#### AIM OF THE TASK:
Your task is to output the entries below word for word.

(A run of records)
════════════════

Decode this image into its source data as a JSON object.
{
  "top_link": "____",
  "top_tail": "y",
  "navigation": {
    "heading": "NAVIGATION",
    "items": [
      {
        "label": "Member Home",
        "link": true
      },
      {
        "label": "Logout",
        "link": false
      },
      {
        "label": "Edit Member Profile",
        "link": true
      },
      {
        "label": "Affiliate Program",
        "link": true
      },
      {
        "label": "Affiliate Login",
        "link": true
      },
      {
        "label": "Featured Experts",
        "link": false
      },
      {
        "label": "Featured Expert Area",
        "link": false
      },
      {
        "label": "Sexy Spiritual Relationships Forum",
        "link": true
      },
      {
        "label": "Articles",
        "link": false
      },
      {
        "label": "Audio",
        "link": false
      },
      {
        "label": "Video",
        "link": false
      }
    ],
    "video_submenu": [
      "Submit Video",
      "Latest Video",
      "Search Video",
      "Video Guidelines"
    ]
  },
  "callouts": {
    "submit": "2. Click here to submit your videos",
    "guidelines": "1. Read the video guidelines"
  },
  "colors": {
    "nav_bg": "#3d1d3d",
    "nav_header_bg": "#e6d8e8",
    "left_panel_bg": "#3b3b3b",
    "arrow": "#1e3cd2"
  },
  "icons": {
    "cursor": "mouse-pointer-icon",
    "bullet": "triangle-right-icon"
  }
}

════════════════

#### THE OUTPUT:
Decode this image into its source data as a JSON object.
{
  "top_link": "____",
  "top_tail": "y",
  "navigation": {
    "heading": "NAVIGATION",
    "items": [
      {
        "label": "Member Home",
        "link": true
      },
      {
        "label": "Logout",
        "link": false
      },
      {
        "label": "Edit Member Profile",
        "link": true
      },
      {
        "label": "Affiliate Program",
        "link": true
      },
      {
        "label": "Affiliate Login",
        "link": true
      },
      {
        "label": "Featured Experts",
        "link": false
      },
      {
        "label": "Featured Expert Area",
        "link": false
      },
      {
        "label": "Sexy Spiritual Relationships Forum",
        "link": true
      },
      {
        "label": "Articles",
        "link": false
      },
      {
        "label": "Audio",
        "link": false
      },
      {
        "label": "Video",
        "link": false
      }
    ],
    "video_submenu": [
      "Submit Video",
      "Latest Video",
      "Search Video",
      "Video Guidelines"
    ]
  },
  "callouts": {
    "submit": "2. Click here to submit your videos",
    "guidelines": "1. Read the video guidelines"
  },
  "colors": {
    "nav_bg": "#3d1d3d",
    "nav_header_bg": "#e6d8e8",
    "left_panel_bg": "#3b3b3b",
    "arrow": "#1e3cd2"
  },
  "icons": {
    "cursor": "mouse-pointer-icon",
    "bullet": "triangle-right-icon"
  }
}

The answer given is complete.